GOAL
In the listing below, find every line with the string "xlabel" and pull it out.

RECORDS TO PROCESS
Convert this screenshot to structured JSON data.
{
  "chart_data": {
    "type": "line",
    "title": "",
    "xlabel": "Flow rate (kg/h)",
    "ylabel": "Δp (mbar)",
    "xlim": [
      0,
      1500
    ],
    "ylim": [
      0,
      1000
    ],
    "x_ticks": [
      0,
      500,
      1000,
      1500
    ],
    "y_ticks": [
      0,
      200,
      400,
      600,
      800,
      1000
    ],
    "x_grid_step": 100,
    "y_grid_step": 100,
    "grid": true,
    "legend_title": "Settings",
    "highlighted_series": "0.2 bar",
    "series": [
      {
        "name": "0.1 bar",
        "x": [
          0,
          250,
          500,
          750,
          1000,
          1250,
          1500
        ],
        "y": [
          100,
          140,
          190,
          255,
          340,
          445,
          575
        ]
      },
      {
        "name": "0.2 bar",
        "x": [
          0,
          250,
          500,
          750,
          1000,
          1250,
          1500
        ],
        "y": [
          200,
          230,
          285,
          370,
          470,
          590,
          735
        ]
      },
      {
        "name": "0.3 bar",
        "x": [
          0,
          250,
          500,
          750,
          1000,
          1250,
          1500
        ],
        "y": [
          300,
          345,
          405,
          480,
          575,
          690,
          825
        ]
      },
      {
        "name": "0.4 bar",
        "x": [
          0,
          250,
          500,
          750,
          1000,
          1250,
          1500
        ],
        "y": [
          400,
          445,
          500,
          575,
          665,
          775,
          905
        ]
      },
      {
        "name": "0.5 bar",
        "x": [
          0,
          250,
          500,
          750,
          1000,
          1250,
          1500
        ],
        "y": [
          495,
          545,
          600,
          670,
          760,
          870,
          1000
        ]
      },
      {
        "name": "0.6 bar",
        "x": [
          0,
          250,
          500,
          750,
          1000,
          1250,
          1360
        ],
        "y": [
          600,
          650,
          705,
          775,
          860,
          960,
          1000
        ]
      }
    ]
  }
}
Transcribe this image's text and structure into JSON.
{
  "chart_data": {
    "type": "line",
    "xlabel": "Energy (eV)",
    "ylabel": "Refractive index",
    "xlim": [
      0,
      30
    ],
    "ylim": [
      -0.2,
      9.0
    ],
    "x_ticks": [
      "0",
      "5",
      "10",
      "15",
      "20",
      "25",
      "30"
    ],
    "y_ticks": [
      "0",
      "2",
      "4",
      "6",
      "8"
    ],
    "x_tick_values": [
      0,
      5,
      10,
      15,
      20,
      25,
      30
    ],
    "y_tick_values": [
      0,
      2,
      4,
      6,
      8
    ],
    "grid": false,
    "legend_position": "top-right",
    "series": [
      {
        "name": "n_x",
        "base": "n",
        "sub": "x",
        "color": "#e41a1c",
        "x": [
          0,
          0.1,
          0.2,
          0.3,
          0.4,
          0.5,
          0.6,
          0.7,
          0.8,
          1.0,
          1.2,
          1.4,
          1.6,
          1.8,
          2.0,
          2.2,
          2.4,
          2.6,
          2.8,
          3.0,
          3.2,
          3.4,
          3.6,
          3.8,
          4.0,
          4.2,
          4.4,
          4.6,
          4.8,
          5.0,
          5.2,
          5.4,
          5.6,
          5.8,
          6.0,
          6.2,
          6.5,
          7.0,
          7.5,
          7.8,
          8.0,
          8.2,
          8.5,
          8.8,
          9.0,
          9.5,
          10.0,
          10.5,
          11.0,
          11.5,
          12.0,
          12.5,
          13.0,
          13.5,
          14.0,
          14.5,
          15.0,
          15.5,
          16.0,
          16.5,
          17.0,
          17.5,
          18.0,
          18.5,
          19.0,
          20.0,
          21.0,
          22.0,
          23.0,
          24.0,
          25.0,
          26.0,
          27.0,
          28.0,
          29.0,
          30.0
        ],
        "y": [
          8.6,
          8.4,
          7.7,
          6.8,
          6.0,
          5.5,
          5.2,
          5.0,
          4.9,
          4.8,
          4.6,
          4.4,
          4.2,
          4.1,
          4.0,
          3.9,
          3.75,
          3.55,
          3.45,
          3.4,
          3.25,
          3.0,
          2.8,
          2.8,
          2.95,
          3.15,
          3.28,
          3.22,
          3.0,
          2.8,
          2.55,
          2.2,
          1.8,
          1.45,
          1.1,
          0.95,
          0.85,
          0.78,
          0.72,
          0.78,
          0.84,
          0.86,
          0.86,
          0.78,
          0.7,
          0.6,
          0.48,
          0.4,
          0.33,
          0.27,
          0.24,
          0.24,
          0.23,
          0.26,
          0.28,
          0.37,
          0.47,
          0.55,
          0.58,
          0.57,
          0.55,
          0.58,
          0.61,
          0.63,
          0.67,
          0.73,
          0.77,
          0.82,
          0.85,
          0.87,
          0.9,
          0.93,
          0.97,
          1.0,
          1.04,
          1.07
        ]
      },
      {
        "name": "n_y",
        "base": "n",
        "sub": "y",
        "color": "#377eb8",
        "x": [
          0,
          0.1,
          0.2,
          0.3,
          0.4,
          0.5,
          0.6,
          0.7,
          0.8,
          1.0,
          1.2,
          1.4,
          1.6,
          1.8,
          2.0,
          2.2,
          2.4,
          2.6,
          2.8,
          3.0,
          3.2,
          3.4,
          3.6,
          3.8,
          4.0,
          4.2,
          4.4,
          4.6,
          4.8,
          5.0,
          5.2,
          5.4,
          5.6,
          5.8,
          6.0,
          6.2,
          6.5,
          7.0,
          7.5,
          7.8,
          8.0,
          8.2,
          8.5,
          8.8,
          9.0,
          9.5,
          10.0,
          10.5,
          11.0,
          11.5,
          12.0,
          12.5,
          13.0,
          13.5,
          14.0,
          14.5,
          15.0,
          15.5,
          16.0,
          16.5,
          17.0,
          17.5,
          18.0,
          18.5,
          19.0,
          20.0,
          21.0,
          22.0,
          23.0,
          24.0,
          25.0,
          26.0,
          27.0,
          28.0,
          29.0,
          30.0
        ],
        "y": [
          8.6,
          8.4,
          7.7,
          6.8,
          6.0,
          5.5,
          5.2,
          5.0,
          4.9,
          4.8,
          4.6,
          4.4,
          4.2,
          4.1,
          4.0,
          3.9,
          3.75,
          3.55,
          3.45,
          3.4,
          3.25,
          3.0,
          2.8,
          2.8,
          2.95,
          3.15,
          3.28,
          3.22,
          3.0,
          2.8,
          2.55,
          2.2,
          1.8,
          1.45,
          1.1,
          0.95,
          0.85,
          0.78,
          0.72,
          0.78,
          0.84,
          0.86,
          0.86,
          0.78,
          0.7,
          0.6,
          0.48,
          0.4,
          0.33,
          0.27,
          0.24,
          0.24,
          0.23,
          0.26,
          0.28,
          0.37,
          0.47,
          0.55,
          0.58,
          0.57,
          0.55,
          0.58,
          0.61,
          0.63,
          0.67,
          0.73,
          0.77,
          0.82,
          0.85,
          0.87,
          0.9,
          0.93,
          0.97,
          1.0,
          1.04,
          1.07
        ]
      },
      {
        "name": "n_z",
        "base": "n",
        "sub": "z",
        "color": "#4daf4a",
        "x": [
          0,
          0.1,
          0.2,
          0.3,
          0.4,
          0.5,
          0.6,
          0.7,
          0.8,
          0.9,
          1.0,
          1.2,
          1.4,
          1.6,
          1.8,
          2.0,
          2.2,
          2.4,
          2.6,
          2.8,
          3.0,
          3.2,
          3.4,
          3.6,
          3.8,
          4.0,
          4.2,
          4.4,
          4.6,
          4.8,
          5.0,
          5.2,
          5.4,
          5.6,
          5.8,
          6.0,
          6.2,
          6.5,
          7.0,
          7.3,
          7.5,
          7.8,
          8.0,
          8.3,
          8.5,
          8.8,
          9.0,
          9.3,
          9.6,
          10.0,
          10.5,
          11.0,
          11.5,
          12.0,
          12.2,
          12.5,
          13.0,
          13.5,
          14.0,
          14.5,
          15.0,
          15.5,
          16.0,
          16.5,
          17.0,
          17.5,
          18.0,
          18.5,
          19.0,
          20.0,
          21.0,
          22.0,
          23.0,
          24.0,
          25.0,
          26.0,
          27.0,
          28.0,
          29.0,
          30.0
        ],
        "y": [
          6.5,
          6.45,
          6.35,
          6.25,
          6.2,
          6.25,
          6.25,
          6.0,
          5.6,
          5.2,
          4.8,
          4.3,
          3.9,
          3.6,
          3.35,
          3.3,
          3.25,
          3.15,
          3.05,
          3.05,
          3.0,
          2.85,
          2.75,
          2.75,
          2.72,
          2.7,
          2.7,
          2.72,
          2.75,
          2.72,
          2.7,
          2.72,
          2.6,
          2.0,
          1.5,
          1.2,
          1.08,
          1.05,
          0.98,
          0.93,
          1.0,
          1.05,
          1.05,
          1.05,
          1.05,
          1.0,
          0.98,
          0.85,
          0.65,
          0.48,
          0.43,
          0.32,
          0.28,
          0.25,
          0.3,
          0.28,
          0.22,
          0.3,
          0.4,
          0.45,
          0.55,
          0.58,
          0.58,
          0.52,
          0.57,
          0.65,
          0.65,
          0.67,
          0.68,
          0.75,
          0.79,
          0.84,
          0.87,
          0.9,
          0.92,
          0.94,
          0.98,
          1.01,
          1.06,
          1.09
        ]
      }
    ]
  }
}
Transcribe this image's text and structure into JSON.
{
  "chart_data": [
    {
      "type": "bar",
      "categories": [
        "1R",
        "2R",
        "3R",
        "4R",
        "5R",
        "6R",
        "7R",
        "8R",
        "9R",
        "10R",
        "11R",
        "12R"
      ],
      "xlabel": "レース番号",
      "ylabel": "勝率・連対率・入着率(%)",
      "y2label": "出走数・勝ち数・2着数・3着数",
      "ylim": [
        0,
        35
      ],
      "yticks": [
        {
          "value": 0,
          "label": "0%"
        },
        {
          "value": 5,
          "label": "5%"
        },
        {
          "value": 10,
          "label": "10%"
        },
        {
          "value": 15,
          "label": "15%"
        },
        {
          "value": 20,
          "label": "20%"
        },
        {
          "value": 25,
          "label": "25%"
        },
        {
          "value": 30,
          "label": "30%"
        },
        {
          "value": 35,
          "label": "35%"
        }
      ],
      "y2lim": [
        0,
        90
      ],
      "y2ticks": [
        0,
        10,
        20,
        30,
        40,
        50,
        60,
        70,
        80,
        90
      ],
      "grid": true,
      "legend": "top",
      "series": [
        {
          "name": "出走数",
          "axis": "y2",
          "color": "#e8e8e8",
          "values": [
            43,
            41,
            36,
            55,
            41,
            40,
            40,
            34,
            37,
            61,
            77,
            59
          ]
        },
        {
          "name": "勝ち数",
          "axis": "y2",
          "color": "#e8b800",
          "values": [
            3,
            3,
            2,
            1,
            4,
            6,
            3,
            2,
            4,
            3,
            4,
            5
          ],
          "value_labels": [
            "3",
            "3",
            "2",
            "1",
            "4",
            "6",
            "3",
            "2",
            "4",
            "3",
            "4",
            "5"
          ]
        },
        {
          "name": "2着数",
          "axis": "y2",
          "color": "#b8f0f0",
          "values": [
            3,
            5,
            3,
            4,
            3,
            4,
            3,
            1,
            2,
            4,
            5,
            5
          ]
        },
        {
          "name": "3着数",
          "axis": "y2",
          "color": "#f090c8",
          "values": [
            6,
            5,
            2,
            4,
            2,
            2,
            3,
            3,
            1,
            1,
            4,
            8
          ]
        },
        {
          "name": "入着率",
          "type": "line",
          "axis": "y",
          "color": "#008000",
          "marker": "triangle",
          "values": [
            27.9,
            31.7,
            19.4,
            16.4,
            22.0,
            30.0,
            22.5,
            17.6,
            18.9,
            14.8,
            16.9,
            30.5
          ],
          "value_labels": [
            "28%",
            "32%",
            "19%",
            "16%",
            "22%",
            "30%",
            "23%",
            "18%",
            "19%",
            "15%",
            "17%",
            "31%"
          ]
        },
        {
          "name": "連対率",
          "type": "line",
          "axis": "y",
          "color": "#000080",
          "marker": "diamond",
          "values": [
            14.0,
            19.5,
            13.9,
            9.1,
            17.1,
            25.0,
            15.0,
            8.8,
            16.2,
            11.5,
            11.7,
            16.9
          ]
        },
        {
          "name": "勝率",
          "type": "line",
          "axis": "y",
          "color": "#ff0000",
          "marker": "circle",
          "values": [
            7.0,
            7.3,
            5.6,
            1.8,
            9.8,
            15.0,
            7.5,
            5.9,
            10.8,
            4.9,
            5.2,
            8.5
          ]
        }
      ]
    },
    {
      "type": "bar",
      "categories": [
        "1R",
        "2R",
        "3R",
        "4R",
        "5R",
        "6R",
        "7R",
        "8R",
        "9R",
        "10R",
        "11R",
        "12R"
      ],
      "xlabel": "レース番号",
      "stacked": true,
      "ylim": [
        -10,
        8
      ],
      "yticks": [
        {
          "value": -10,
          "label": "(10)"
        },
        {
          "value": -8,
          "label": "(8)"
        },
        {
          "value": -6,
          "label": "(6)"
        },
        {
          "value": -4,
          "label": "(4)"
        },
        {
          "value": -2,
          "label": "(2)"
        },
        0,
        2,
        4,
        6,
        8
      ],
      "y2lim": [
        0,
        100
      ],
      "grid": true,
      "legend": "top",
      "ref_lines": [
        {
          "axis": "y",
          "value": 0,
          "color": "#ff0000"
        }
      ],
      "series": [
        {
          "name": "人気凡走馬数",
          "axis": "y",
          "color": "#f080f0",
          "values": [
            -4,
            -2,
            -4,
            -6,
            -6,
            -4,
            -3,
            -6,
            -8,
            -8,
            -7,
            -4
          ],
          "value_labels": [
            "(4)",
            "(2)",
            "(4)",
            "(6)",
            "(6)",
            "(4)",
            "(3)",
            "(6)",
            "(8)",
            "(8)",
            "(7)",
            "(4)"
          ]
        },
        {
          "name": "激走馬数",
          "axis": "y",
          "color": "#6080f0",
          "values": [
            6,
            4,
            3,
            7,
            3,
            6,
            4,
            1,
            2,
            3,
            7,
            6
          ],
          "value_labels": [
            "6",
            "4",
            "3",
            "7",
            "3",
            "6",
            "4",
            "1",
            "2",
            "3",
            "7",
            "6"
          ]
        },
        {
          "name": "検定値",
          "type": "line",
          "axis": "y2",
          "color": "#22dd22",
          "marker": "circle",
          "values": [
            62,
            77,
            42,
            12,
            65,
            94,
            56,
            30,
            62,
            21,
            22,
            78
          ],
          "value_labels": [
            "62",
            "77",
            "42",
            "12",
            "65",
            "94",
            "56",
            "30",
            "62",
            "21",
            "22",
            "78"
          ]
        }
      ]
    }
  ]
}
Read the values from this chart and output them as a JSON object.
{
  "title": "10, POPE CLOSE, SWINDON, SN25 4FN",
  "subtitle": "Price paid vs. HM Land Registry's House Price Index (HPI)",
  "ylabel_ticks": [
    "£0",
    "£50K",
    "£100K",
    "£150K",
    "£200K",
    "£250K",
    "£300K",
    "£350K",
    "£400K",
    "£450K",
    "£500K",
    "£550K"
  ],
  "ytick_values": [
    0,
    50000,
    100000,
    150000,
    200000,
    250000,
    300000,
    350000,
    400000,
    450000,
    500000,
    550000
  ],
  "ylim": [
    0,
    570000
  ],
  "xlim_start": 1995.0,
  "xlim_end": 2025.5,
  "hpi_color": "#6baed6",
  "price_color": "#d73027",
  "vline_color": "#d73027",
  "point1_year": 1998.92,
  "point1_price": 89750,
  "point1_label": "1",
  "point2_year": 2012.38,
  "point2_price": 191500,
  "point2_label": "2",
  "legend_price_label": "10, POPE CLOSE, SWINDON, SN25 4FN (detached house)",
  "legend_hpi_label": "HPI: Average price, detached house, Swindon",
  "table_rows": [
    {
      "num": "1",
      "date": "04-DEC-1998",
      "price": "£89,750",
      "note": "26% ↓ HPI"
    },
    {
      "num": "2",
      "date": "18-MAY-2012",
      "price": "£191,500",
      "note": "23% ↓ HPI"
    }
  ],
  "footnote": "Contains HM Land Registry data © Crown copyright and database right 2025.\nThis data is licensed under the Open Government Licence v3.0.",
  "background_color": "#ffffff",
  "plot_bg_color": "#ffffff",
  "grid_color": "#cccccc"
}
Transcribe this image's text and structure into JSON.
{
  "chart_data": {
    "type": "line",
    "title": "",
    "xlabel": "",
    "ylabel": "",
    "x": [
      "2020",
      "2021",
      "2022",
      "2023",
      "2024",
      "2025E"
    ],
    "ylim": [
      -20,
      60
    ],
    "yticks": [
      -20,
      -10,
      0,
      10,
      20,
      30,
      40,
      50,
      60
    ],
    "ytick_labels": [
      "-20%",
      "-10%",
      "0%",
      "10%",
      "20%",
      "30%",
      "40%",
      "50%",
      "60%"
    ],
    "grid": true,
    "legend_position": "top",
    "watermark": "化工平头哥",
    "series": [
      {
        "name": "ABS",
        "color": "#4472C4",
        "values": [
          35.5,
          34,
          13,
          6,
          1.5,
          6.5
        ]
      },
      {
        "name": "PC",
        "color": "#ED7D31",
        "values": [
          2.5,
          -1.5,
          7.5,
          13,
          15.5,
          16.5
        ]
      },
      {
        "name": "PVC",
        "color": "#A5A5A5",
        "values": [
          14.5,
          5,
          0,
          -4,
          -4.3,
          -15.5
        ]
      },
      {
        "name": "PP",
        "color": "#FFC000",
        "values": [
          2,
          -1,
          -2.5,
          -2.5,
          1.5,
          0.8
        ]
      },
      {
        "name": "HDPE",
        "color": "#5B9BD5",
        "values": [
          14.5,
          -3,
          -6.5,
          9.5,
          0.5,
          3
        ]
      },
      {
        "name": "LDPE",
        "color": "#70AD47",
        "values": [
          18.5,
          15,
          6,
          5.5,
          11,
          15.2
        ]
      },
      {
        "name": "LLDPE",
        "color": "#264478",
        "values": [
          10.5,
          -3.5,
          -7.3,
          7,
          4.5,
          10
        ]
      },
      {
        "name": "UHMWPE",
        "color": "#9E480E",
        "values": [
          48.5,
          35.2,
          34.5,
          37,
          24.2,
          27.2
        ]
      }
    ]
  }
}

FINAL RESULT
    "xlabel": "Flow rate (kg/h)",
    "xlabel": "Energy (eV)",
      "xlabel": "レース番号",
      "xlabel": "レース番号",
    "xlabel": "",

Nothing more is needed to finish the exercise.